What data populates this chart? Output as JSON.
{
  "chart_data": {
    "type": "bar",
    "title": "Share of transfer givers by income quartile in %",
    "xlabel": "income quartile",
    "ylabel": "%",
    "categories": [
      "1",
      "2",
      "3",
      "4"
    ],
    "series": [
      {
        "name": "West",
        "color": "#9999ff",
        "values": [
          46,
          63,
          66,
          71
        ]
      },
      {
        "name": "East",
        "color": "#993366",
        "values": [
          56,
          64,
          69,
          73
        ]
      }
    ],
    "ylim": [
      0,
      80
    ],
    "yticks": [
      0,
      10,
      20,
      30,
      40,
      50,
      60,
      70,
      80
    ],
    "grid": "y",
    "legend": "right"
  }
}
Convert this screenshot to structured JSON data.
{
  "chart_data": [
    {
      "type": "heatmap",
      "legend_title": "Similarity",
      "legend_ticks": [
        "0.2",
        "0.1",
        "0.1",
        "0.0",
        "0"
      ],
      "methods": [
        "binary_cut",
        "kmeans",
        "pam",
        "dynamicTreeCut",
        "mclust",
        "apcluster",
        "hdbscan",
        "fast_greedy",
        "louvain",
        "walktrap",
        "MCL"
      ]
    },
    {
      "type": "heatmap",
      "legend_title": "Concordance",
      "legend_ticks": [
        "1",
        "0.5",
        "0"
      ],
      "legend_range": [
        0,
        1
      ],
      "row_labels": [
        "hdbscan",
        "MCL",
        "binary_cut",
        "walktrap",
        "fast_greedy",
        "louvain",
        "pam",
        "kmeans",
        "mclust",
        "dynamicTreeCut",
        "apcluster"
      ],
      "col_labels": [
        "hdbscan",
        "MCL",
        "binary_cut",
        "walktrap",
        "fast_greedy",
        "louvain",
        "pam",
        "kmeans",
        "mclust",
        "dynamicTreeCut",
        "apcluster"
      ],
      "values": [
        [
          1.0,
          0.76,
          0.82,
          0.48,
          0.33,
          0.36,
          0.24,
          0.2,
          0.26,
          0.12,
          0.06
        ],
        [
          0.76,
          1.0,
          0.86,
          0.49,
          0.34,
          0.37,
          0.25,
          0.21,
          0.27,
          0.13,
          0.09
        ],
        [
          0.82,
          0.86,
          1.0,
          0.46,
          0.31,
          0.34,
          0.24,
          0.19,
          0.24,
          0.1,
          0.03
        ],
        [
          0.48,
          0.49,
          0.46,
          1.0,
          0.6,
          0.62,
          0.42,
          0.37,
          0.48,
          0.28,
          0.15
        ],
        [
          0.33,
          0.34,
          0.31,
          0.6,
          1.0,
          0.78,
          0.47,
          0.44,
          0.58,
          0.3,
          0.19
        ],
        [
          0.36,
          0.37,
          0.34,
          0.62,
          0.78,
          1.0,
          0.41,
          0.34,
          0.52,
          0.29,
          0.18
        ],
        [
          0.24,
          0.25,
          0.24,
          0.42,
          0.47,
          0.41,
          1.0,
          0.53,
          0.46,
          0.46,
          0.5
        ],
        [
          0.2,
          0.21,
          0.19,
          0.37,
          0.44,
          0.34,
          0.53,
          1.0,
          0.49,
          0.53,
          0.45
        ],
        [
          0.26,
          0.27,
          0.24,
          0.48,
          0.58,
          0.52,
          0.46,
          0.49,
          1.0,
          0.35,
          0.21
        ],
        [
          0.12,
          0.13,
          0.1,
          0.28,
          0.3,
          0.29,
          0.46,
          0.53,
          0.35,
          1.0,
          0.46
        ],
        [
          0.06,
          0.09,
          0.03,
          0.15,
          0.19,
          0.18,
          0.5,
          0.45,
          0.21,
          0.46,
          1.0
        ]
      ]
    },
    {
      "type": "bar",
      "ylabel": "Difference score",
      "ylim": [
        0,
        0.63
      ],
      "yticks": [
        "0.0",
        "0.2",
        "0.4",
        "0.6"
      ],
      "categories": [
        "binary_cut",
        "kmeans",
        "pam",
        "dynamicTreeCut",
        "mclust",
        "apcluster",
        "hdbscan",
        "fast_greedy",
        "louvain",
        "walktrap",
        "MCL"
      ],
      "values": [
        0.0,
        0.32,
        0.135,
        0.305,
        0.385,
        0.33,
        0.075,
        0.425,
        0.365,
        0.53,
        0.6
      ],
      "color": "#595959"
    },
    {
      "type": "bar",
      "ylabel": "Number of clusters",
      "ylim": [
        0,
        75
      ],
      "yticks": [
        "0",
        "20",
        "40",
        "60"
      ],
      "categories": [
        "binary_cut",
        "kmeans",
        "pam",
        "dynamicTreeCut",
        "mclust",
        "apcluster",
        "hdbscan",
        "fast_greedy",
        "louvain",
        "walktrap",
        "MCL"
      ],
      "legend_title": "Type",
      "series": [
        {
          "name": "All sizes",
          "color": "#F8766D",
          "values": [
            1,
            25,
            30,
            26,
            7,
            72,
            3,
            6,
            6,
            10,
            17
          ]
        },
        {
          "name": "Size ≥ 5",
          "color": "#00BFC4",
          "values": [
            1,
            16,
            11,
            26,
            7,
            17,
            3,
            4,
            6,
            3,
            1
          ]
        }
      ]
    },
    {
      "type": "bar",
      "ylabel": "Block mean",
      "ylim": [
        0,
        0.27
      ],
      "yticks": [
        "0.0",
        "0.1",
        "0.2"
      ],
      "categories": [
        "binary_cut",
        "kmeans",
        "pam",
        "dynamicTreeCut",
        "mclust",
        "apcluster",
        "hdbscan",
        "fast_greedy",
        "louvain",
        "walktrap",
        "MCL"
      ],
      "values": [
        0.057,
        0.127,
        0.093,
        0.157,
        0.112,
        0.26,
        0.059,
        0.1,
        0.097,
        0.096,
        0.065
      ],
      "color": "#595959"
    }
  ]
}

────────────────

Looking back at the lines above, state how many contain the word "color", and supply nothing besides the number.

Response to this task:
6